* [ENTRIES SHOWN]:
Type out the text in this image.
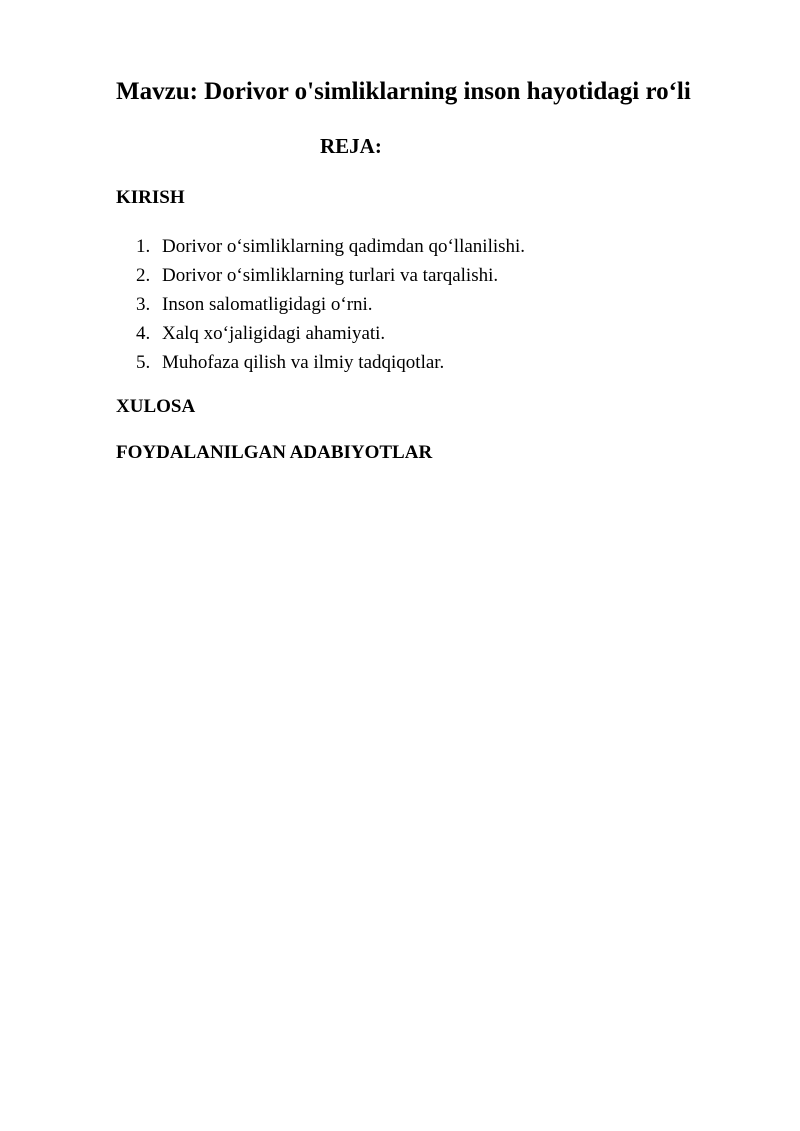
Mavzu: Dorivor o'simliklarning inson hayotidagi ro‘li
REJA:
KIRISH
1. Dorivor o‘simliklarning qadimdan qo‘llanilishi.
2. Dorivor o‘simliklarning turlari va tarqalishi.
3. Inson salomatligidagi o‘rni.
4. Xalq xo‘jaligidagi ahamiyati.
5. Muhofaza qilish va ilmiy tadqiqotlar.
XULOSA
FOYDALANILGAN ADABIYOTLAR
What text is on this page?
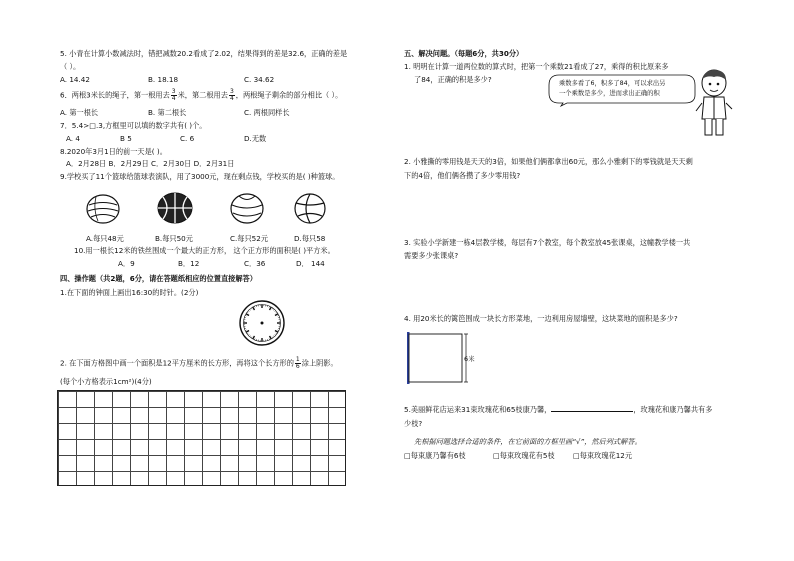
5. 小青在计算小数减法时，错把减数20.2看成了2.02，结果得到的差是32.6，正确的差是
（ ）。
A. 14.42	B. 18.18	C. 34.62
6．两根3米长的绳子，第一根用去 $\frac{3}{4}$ 米，第二根用去 $\frac{3}{4}$ ，两根绳子剩余的部分相比（ ）。
A. 第一根长	B. 第二根长	C. 两根同样长
7．5.4>□.3,方框里可以填的数字共有( )个。
A. 4	B 5	C. 6	D.无数
8.2020年3月1日的前一天是( )。
A．2月28日 B．2月29日 C．2月30日 D．2月31日
9.学校买了11个篮球给篮球表演队，用了3000元，现在剩点钱，学校买的是( )种篮球。
A.每只48元	B.每只50元	C.每只52元	D.每只58
10.用一根长12米的铁丝围成一个最大的正方形， 这个正方形的面积是( )平方米。
A．9	B．12	C．36	D． 144
四、操作题（共2题，6分，请在答题纸相应的位置直接解答）
1.在下面的钟面上画出16:30的时针。(2分)
2. 在下面方格图中画一个面积是12平方厘米的长方形，再将这个长方形的 $\frac{1}{6}$ 涂上阴影。
(每个小方格表示1cm²)(4分)
五、解决问题。（每题6分，共30分）
1. 明明在计算一道两位数的算式时，把第一个乘数21看成了27，乘得的积比原来多
了84，正确的积是多少?	乘数多看了6，积多了84，可以求出另
一个乘数是多少，进而求出正确的积
2. 小雅撕的零用钱是天天的3倍，如果他们俩都拿出60元，那么小雅剩下的零钱就是天天剩
下的4倍，他们俩各攒了多少零用钱?
3. 实验小学新建一栋4层教学楼，每层有7个教室，每个教室放45张课桌，这幢教学楼一共
需要多少张课桌?
4. 用20米长的篱笆围成一块长方形菜地，一边利用房屋墙壁，这块菜地的面积是多少?
6米
5.美丽鲜花店运来31束玫瑰花和65枝康乃馨，	，玫瑰花和康乃馨共有多
少枝?
先根据问题选择合适的条件，在它前面的方框里画“√”，然后列式解答。
□每束康乃馨有6枝	□每束玫瑰花有5枝	□每束玫瑰花12元
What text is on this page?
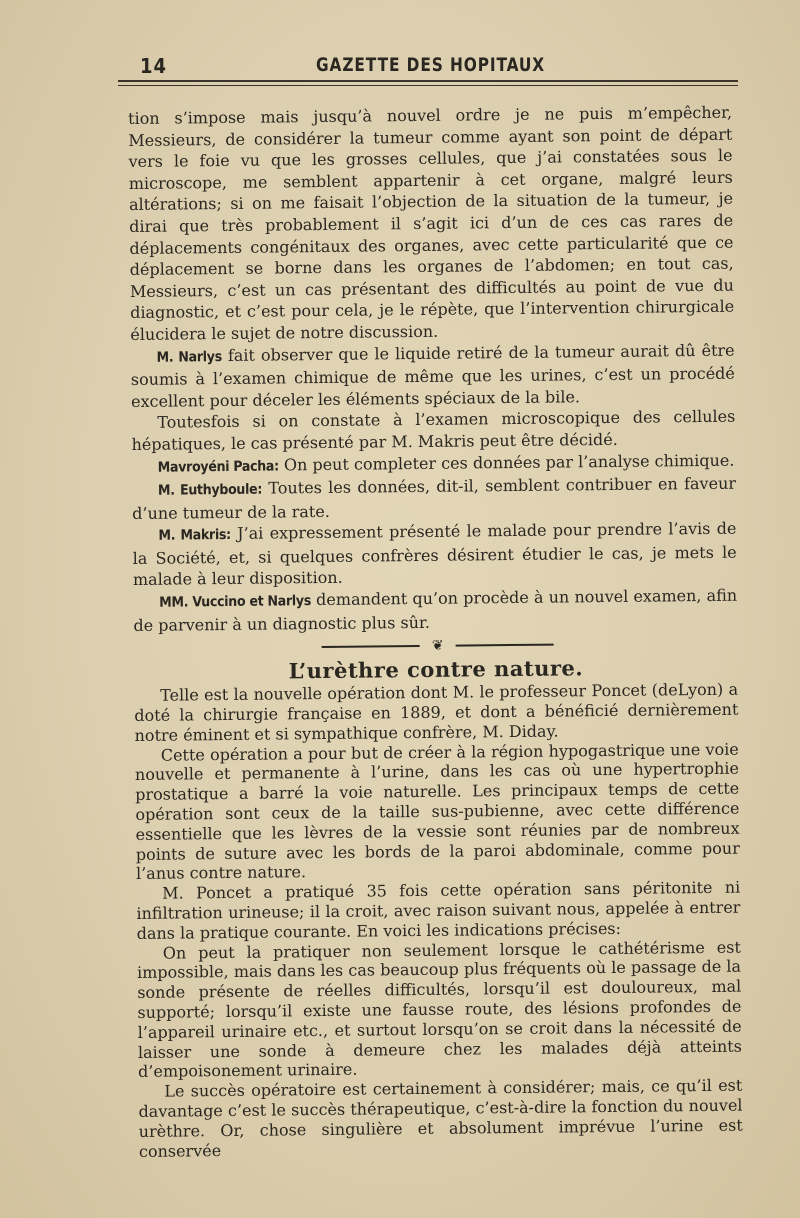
14	GAZETTE DES HOPITAUX

tion s’impose mais jusqu’à nouvel ordre je ne puis m’empêcher, Messieurs, de considérer la tumeur comme ayant son point de départ vers le foie vu que les grosses cellules, que j’ai constatées sous le microscope, me semblent appartenir à cet organe, malgré leurs altérations; si on me faisait l’objection de la situation de la tumeur, je dirai que très probablement il s’agit ici d’un de ces cas rares de déplacements congénitaux des organes, avec cette particularité que ce déplacement se borne dans les organes de l’abdomen; en tout cas, Messieurs, c’est un cas présentant des difficultés au point de vue du diagnostic, et c’est pour cela, je le répète, que l’intervention chirurgicale élucidera le sujet de notre discussion.

M. Narlys fait observer que le liquide retiré de la tumeur aurait dû être soumis à l’examen chimique de même que les urines, c’est un procédé excellent pour déceler les éléments spéciaux de la bile.

Toutesfois si on constate à l’examen microscopique des cellules hépatiques, le cas présenté par M. Makris peut être décidé.

Mavroyéni Pacha: On peut completer ces données par l’analyse chimique.

M. Euthyboule: Toutes les données, dit-il, semblent contribuer en faveur d’une tumeur de la rate.

M. Makris: J’ai expressement présenté le malade pour prendre l’avis de la Société, et, si quelques confrères désirent étudier le cas, je mets le malade à leur disposition.

MM. Vuccino et Narlys demandent qu’on procède à un nouvel examen, afin de parvenir à un diagnostic plus sûr.

❦
L’urèthre contre nature.

Telle est la nouvelle opération dont M. le professeur Poncet (deLyon) a doté la chirurgie française en 1889, et dont a bénéficié dernièrement notre éminent et si sympathique confrère, M. Diday.

Cette opération a pour but de créer à la région hypogastrique une voie nouvelle et permanente à l’urine, dans les cas où une hypertrophie prostatique a barré la voie naturelle. Les principaux temps de cette opération sont ceux de la taille sus-pubienne, avec cette différence essentielle que les lèvres de la vessie sont réunies par de nombreux points de suture avec les bords de la paroi abdominale, comme pour l’anus contre nature.

M. Poncet a pratiqué 35 fois cette opération sans péritonite ni infiltration urineuse; il la croit, avec raison suivant nous, appelée à entrer dans la pratique courante. En voici les indications précises:

On peut la pratiquer non seulement lorsque le cathétérisme est impossible, mais dans les cas beaucoup plus fréquents où le passage de la sonde présente de réelles difficultés, lorsqu’il est douloureux, mal supporté; lorsqu’il existe une fausse route, des lésions profondes de l’appareil urinaire etc., et surtout lorsqu’on se croit dans la nécessité de laisser une sonde à demeure chez les malades déjà atteints d’empoisonement urinaire.

Le succès opératoire est certainement à considérer; mais, ce qu’il est davantage c’est le succès thérapeutique, c’est-à-dire la fonction du nouvel urèthre. Or, chose singulière et absolument imprévue l’urine est conservée
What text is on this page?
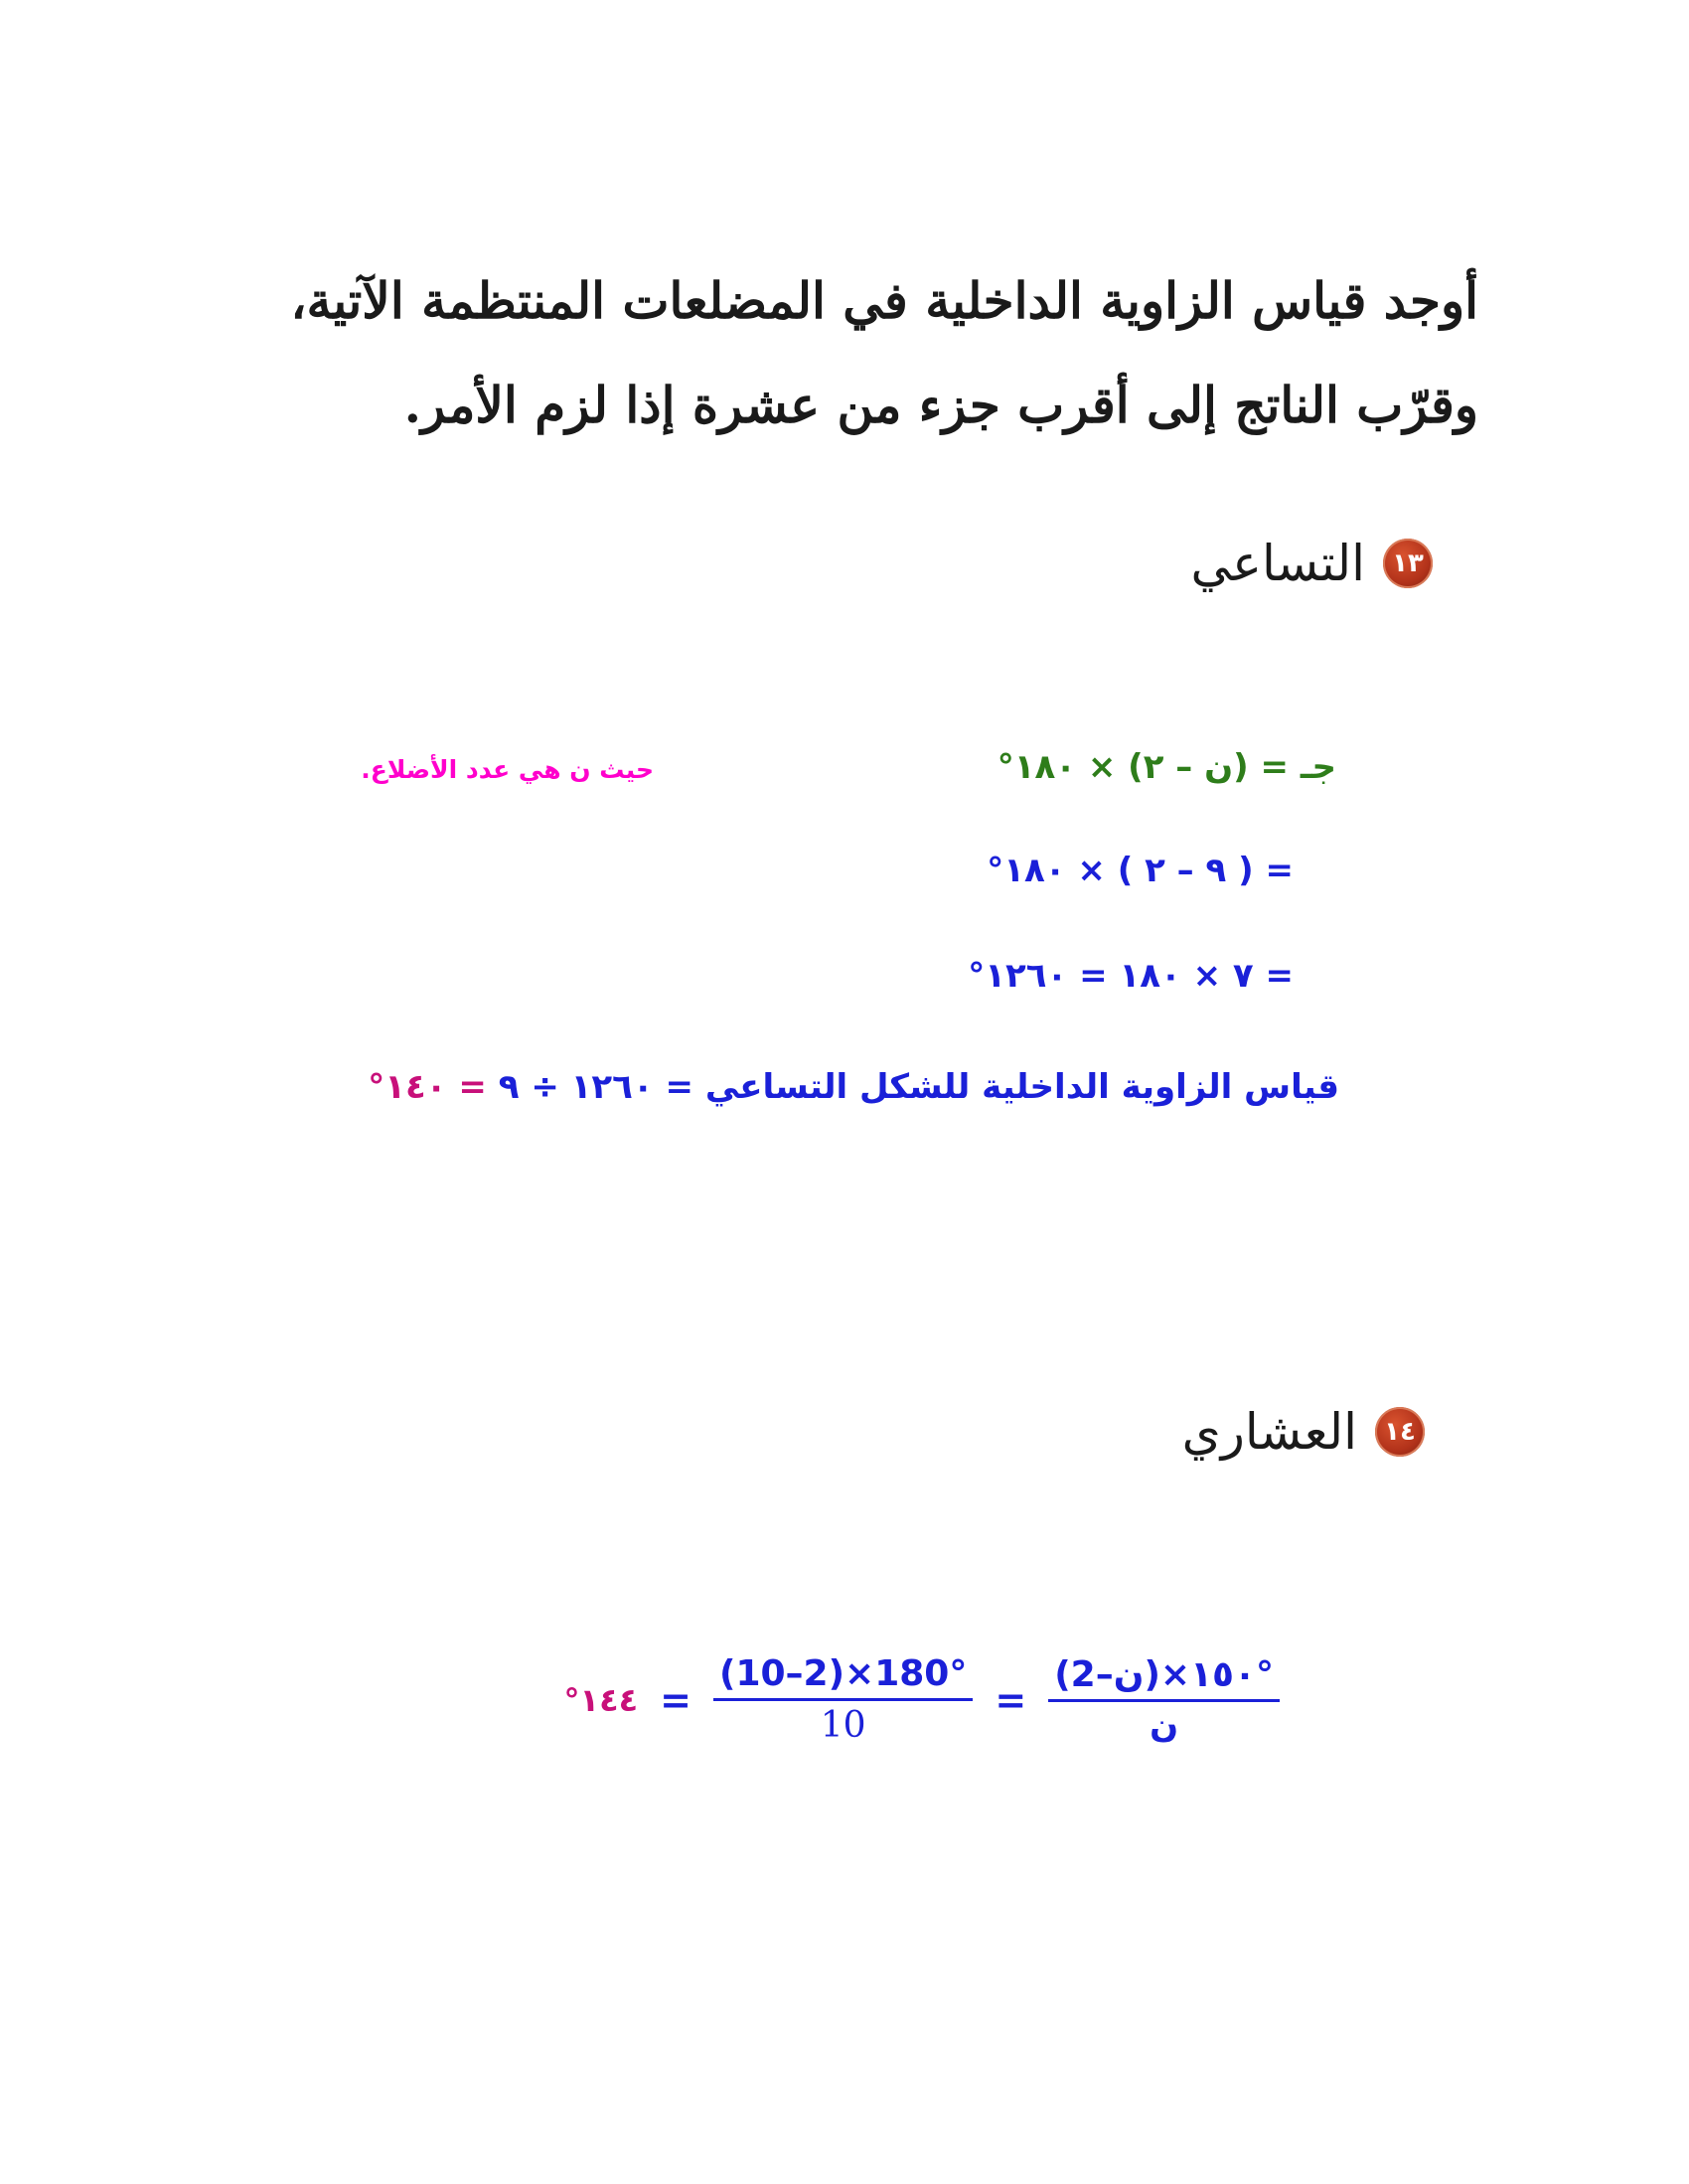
أوجد قياس الزاوية الداخلية في المضلعات المنتظمة الآتية، وقرّب الناتج إلى أقرب جزء من عشرة إذا لزم الأمر.
١٣
التساعي
جـ = (ن – ٢) × ١٨٠°
حيث ن هي عدد الأضلاع.
= ( ٩ – ٢ ) × ١٨٠°
= ٧ × ١٨٠ = ١٢٦٠°
قياس الزاوية الداخلية للشكل التساعي = ١٢٦٠ ÷ ٩ = ١٤٠°
١٤
العشاري
$\frac{\text{(ن–2)×١٥٠°}}{\text{ن}}$
=
$\frac{(10-2)\times 180^\circ}{10}$
=
١٤٤°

* [GIVEN REQUEST]: Quote every record above exactly, omitting any pictures they contain.

* [ANSWER FOR THE TASK]:
Type out the text in this image.
Mavzu: Dorivor o'simliklarning inson hayotidagi ro‘li
REJA:
KIRISH
1. Dorivor o‘simliklarning qadimdan qo‘llanilishi.
2. Dorivor o‘simliklarning turlari va tarqalishi.
3. Inson salomatligidagi o‘rni.
4. Xalq xo‘jaligidagi ahamiyati.
5. Muhofaza qilish va ilmiy tadqiqotlar.
XULOSA
FOYDALANILGAN ADABIYOTLAR
What text is on this page?
5. 小青在计算小数减法时，错把减数20.2看成了2.02，结果得到的差是32.6，正确的差是
（ ）。
A. 14.42	B. 18.18	C. 34.62
6．两根3米长的绳子，第一根用去 $\frac{3}{4}$ 米，第二根用去 $\frac{3}{4}$ ，两根绳子剩余的部分相比（ ）。
A. 第一根长	B. 第二根长	C. 两根同样长
7．5.4>□.3,方框里可以填的数字共有( )个。
A. 4	B 5	C. 6	D.无数
8.2020年3月1日的前一天是( )。
A．2月28日 B．2月29日 C．2月30日 D．2月31日
9.学校买了11个篮球给篮球表演队，用了3000元，现在剩点钱，学校买的是( )种篮球。
A.每只48元	B.每只50元	C.每只52元	D.每只58
10.用一根长12米的铁丝围成一个最大的正方形， 这个正方形的面积是( )平方米。
A．9	B．12	C．36	D． 144
四、操作题（共2题，6分，请在答题纸相应的位置直接解答）
1.在下面的钟面上画出16:30的时针。(2分)
2. 在下面方格图中画一个面积是12平方厘米的长方形，再将这个长方形的 $\frac{1}{6}$ 涂上阴影。
(每个小方格表示1cm²)(4分)
五、解决问题。（每题6分，共30分）
1. 明明在计算一道两位数的算式时，把第一个乘数21看成了27，乘得的积比原来多
了84，正确的积是多少?	乘数多看了6，积多了84，可以求出另
一个乘数是多少，进而求出正确的积
2. 小雅撕的零用钱是天天的3倍，如果他们俩都拿出60元，那么小雅剩下的零钱就是天天剩
下的4倍，他们俩各攒了多少零用钱?
3. 实验小学新建一栋4层教学楼，每层有7个教室，每个教室放45张课桌，这幢教学楼一共
需要多少张课桌?
4. 用20米长的篱笆围成一块长方形菜地，一边利用房屋墙壁，这块菜地的面积是多少?
6米
5.美丽鲜花店运来31束玫瑰花和65枝康乃馨，	，玫瑰花和康乃馨共有多
少枝?
先根据问题选择合适的条件，在它前面的方框里画“√”，然后列式解答。
□每束康乃馨有6枝	□每束玫瑰花有5枝	□每束玫瑰花12元
What text is on this page?
14	GAZETTE DES HOPITAUX

tion s’impose mais jusqu’à nouvel ordre je ne puis m’empêcher, Messieurs, de considérer la tumeur comme ayant son point de départ vers le foie vu que les grosses cellules, que j’ai constatées sous le microscope, me semblent appartenir à cet organe, malgré leurs altérations; si on me faisait l’objection de la situation de la tumeur, je dirai que très probablement il s’agit ici d’un de ces cas rares de déplacements congénitaux des organes, avec cette particularité que ce déplacement se borne dans les organes de l’abdomen; en tout cas, Messieurs, c’est un cas présentant des difficultés au point de vue du diagnostic, et c’est pour cela, je le répète, que l’intervention chirurgicale élucidera le sujet de notre discussion.

M. Narlys fait observer que le liquide retiré de la tumeur aurait dû être soumis à l’examen chimique de même que les urines, c’est un procédé excellent pour déceler les éléments spéciaux de la bile.

Toutesfois si on constate à l’examen microscopique des cellules hépatiques, le cas présenté par M. Makris peut être décidé.

Mavroyéni Pacha: On peut completer ces données par l’analyse chimique.

M. Euthyboule: Toutes les données, dit-il, semblent contribuer en faveur d’une tumeur de la rate.

M. Makris: J’ai expressement présenté le malade pour prendre l’avis de la Société, et, si quelques confrères désirent étudier le cas, je mets le malade à leur disposition.

MM. Vuccino et Narlys demandent qu’on procède à un nouvel examen, afin de parvenir à un diagnostic plus sûr.

❦
L’urèthre contre nature.

Telle est la nouvelle opération dont M. le professeur Poncet (deLyon) a doté la chirurgie française en 1889, et dont a bénéficié dernièrement notre éminent et si sympathique confrère, M. Diday.

Cette opération a pour but de créer à la région hypogastrique une voie nouvelle et permanente à l’urine, dans les cas où une hypertrophie prostatique a barré la voie naturelle. Les principaux temps de cette opération sont ceux de la taille sus-pubienne, avec cette différence essentielle que les lèvres de la vessie sont réunies par de nombreux points de suture avec les bords de la paroi abdominale, comme pour l’anus contre nature.

M. Poncet a pratiqué 35 fois cette opération sans péritonite ni infiltration urineuse; il la croit, avec raison suivant nous, appelée à entrer dans la pratique courante. En voici les indications précises:

On peut la pratiquer non seulement lorsque le cathétérisme est impossible, mais dans les cas beaucoup plus fréquents où le passage de la sonde présente de réelles difficultés, lorsqu’il est douloureux, mal supporté; lorsqu’il existe une fausse route, des lésions profondes de l’appareil urinaire etc., et surtout lorsqu’on se croit dans la nécessité de laisser une sonde à demeure chez les malades déjà atteints d’empoisonement urinaire.

Le succès opératoire est certainement à considérer; mais, ce qu’il est davantage c’est le succès thérapeutique, c’est-à-dire la fonction du nouvel urèthre. Or, chose singulière et absolument imprévue l’urine est conservée
What text is on this page?
أوجد قياس الزاوية الداخلية في المضلعات المنتظمة الآتية، وقرّب الناتج إلى أقرب جزء من عشرة إذا لزم الأمر.
١٣
التساعي
جـ = (ن – ٢) × ١٨٠°
حيث ن هي عدد الأضلاع.
= ( ٩ – ٢ ) × ١٨٠°
= ٧ × ١٨٠ = ١٢٦٠°
قياس الزاوية الداخلية للشكل التساعي = ١٢٦٠ ÷ ٩ = ١٤٠°
١٤
العشاري
$\frac{\text{(ن–2)×١٥٠°}}{\text{ن}}$
=
$\frac{(10-2)\times 180^\circ}{10}$
=
١٤٤°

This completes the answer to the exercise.